▶ _DATASET RECORDS_:
_____

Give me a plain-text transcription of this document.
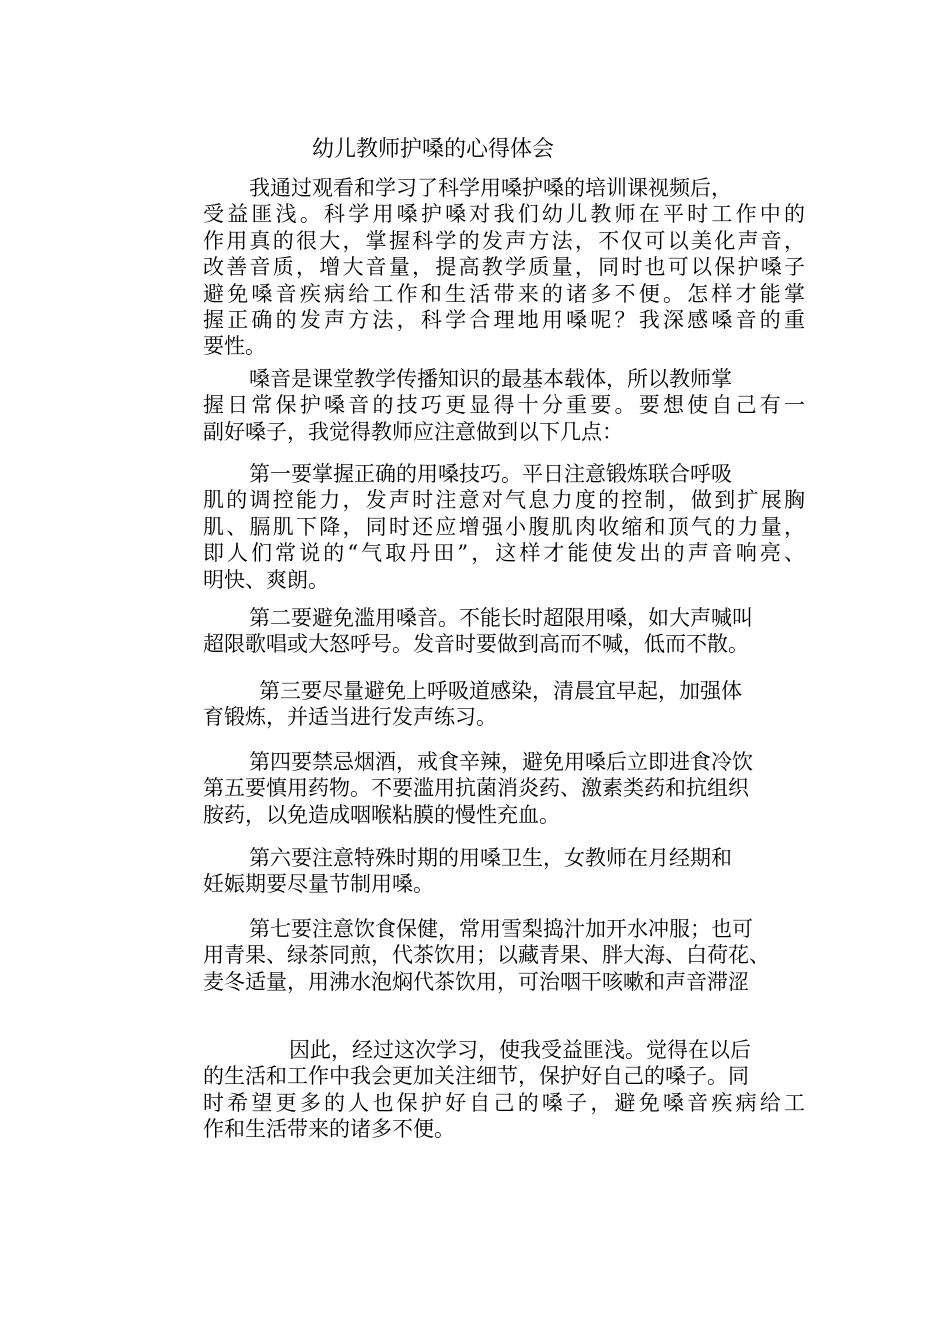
幼儿教师护嗓的心得体会
我通过观看和学习了科学用嗓护嗓的培训课视频后，
受益匪浅。科学用嗓护嗓对我们幼儿教师在平时工作中的
作用真的很大，掌握科学的发声方法，不仅可以美化声音，
改善音质，增大音量，提高教学质量，同时也可以保护嗓子
避免嗓音疾病给工作和生活带来的诸多不便。怎样才能掌
握正确的发声方法，科学合理地用嗓呢？我深感嗓音的重
要性。
嗓音是课堂教学传播知识的最基本载体，所以教师掌
握日常保护嗓音的技巧更显得十分重要。要想使自己有一
副好嗓子，我觉得教师应注意做到以下几点：
第一要掌握正确的用嗓技巧。平日注意锻炼联合呼吸
肌的调控能力，发声时注意对气息力度的控制，做到扩展胸
肌、膈肌下降，同时还应增强小腹肌肉收缩和顶气的力量，
即人们常说的“气取丹田”，这样才能使发出的声音响亮、
明快、爽朗。
第二要避免滥用嗓音。不能长时超限用嗓，如大声喊叫
超限歌唱或大怒呼号。发音时要做到高而不喊，低而不散。
第三要尽量避免上呼吸道感染，清晨宜早起，加强体
育锻炼，并适当进行发声练习。
第四要禁忌烟酒，戒食辛辣，避免用嗓后立即进食冷饮
第五要慎用药物。不要滥用抗菌消炎药、激素类药和抗组织
胺药，以免造成咽喉粘膜的慢性充血。
第六要注意特殊时期的用嗓卫生，女教师在月经期和
妊娠期要尽量节制用嗓。
第七要注意饮食保健，常用雪梨捣汁加开水冲服；也可
用青果、绿茶同煎，代茶饮用；以藏青果、胖大海、白荷花、
麦冬适量，用沸水泡焖代茶饮用，可治咽干咳嗽和声音滞涩
因此，经过这次学习，使我受益匪浅。觉得在以后
的生活和工作中我会更加关注细节，保护好自己的嗓子。同
时希望更多的人也保护好自己的嗓子，避免嗓音疾病给工
作和生活带来的诸多不便。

_____

▶ _SHORT EXERCISE_: Copy every entry word for word, but omit the pictures.

▶ _TASK RESULT_:
Give me a plain-text transcription of this document.
幼儿教师护嗓的心得体会
我通过观看和学习了科学用嗓护嗓的培训课视频后，
受益匪浅。科学用嗓护嗓对我们幼儿教师在平时工作中的
作用真的很大，掌握科学的发声方法，不仅可以美化声音，
改善音质，增大音量，提高教学质量，同时也可以保护嗓子
避免嗓音疾病给工作和生活带来的诸多不便。怎样才能掌
握正确的发声方法，科学合理地用嗓呢？我深感嗓音的重
要性。
嗓音是课堂教学传播知识的最基本载体，所以教师掌
握日常保护嗓音的技巧更显得十分重要。要想使自己有一
副好嗓子，我觉得教师应注意做到以下几点：
第一要掌握正确的用嗓技巧。平日注意锻炼联合呼吸
肌的调控能力，发声时注意对气息力度的控制，做到扩展胸
肌、膈肌下降，同时还应增强小腹肌肉收缩和顶气的力量，
即人们常说的“气取丹田”，这样才能使发出的声音响亮、
明快、爽朗。
第二要避免滥用嗓音。不能长时超限用嗓，如大声喊叫
超限歌唱或大怒呼号。发音时要做到高而不喊，低而不散。
第三要尽量避免上呼吸道感染，清晨宜早起，加强体
育锻炼，并适当进行发声练习。
第四要禁忌烟酒，戒食辛辣，避免用嗓后立即进食冷饮
第五要慎用药物。不要滥用抗菌消炎药、激素类药和抗组织
胺药，以免造成咽喉粘膜的慢性充血。
第六要注意特殊时期的用嗓卫生，女教师在月经期和
妊娠期要尽量节制用嗓。
第七要注意饮食保健，常用雪梨捣汁加开水冲服；也可
用青果、绿茶同煎，代茶饮用；以藏青果、胖大海、白荷花、
麦冬适量，用沸水泡焖代茶饮用，可治咽干咳嗽和声音滞涩
因此，经过这次学习，使我受益匪浅。觉得在以后
的生活和工作中我会更加关注细节，保护好自己的嗓子。同
时希望更多的人也保护好自己的嗓子，避免嗓音疾病给工
作和生活带来的诸多不便。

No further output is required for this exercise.